══ Task data
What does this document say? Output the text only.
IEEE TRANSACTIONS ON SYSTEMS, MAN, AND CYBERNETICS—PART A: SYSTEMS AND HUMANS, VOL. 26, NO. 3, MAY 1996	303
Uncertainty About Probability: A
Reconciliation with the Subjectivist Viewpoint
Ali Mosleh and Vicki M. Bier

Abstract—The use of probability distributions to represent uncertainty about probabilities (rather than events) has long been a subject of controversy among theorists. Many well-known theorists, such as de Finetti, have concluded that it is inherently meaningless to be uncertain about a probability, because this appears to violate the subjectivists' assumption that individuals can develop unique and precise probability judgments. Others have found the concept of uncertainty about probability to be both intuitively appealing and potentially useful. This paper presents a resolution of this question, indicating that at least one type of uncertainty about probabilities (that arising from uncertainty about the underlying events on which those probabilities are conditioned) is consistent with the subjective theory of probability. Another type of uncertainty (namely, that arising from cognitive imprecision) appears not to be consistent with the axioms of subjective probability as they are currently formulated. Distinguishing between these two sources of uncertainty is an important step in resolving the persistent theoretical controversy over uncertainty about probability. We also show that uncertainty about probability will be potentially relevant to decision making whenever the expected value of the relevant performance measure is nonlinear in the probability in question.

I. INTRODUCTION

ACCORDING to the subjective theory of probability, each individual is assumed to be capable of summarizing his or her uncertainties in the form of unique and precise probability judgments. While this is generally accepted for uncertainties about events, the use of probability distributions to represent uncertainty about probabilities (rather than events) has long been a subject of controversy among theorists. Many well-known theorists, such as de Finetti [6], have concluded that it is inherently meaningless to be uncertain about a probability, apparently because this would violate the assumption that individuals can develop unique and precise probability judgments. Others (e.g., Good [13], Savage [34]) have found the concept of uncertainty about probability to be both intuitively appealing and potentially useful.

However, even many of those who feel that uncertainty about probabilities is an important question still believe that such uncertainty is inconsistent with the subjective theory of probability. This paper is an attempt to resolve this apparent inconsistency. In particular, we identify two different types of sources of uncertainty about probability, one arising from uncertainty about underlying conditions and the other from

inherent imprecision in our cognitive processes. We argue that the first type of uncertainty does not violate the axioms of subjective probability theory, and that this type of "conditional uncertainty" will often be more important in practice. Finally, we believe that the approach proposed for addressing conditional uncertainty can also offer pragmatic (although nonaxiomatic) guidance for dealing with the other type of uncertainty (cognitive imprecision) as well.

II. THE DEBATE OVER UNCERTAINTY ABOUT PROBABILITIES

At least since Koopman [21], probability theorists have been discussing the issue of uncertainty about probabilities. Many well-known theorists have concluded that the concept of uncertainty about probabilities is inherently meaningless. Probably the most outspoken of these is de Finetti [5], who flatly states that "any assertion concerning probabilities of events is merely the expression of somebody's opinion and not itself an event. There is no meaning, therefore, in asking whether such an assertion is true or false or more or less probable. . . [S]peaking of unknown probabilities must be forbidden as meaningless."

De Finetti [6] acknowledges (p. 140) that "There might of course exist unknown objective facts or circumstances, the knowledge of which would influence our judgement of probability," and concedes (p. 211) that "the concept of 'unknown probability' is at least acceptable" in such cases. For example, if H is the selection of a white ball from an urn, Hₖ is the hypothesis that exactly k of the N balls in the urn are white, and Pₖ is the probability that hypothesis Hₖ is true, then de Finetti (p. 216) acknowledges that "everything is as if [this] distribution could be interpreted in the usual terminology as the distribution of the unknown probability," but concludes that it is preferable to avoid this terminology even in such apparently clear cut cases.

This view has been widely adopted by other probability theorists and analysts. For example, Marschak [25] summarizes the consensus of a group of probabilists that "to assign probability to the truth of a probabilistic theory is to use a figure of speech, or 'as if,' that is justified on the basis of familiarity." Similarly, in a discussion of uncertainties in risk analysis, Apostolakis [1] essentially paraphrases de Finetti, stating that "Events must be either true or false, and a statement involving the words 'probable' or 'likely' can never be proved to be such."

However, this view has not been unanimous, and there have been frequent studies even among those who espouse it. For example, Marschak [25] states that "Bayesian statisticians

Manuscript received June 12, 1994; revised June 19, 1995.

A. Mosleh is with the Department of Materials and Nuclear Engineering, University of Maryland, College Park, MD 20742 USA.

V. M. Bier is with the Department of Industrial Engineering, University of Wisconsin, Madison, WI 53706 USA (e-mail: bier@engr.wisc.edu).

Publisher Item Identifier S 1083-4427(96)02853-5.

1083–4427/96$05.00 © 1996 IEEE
════
§ **The problem**: Track down every line of the material containing the string "Mosleh", and copy it.

§ **Solution to the exercise**:
Ali Mosleh and Vicki M. Bier
A. Mosleh is with the Department of Materials and Nuclear Engineering, University of Maryland, College Park, MD 20742 USA.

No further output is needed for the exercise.